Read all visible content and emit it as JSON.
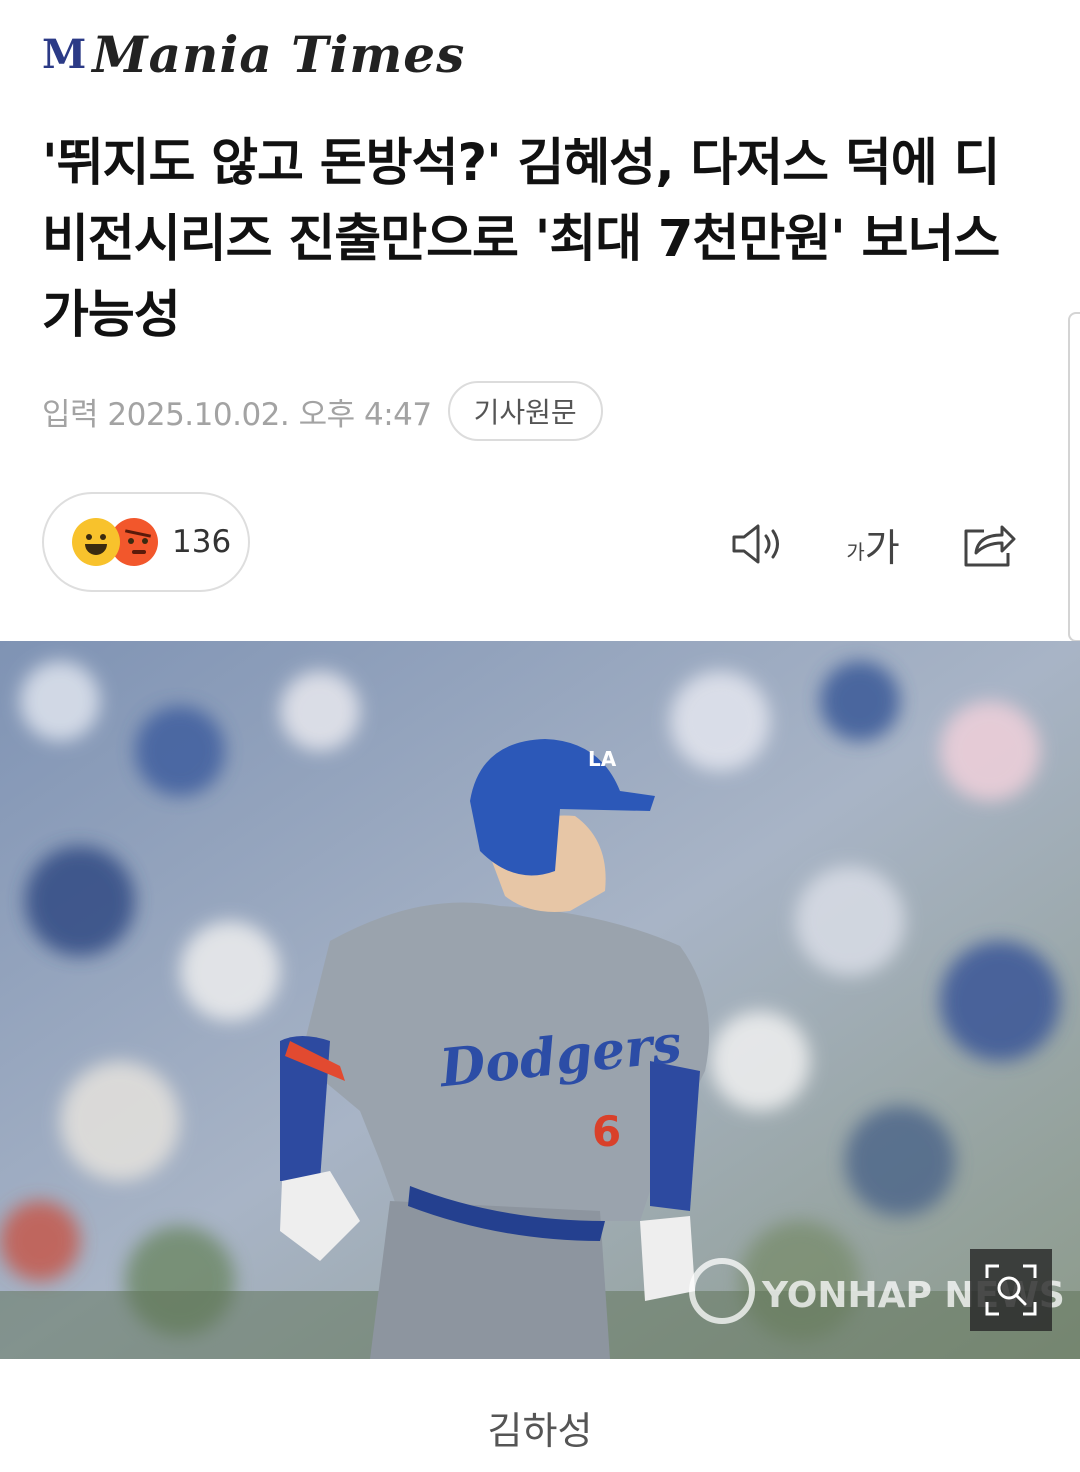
{
  "header": {
    "logo_mark": "M",
    "logo_text": "Mania Times"
  },
  "article": {
    "title": "'뛰지도 않고 돈방석?' 김혜성, 다저스 덕에 디비전시리즈 진출만으로 '최대 7천만원' 보너스 가능성",
    "date": "입력 2025.10.02. 오후 4:47",
    "original_button": "기사원문",
    "reaction_count": "136",
    "font_small": "가",
    "font_big": "가",
    "photo": {
      "jersey_text": "Dodgers",
      "jersey_number": "6",
      "helmet_logo": "LA",
      "watermark": "YONHAP NEWS"
    },
    "caption": "김하성"
  },
  "icons": {
    "speaker": "speaker-icon",
    "font_size": "font-size-icon",
    "share": "share-icon",
    "zoom": "zoom-icon"
  },
  "colors": {
    "logo_blue": "#2b3a86",
    "happy_emoji": "#f8c22c",
    "angry_emoji": "#f2572c"
  }
}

**What you are asked to do**
Output the lines above in full and exactly as given, omitting any pictures.

**Solution to this problem**
Read all visible content and emit it as JSON.
{
  "header": {
    "logo_mark": "M",
    "logo_text": "Mania Times"
  },
  "article": {
    "title": "'뛰지도 않고 돈방석?' 김혜성, 다저스 덕에 디비전시리즈 진출만으로 '최대 7천만원' 보너스 가능성",
    "date": "입력 2025.10.02. 오후 4:47",
    "original_button": "기사원문",
    "reaction_count": "136",
    "font_small": "가",
    "font_big": "가",
    "photo": {
      "jersey_text": "Dodgers",
      "jersey_number": "6",
      "helmet_logo": "LA",
      "watermark": "YONHAP NEWS"
    },
    "caption": "김하성"
  },
  "icons": {
    "speaker": "speaker-icon",
    "font_size": "font-size-icon",
    "share": "share-icon",
    "zoom": "zoom-icon"
  },
  "colors": {
    "logo_blue": "#2b3a86",
    "happy_emoji": "#f8c22c",
    "angry_emoji": "#f2572c"
  }
}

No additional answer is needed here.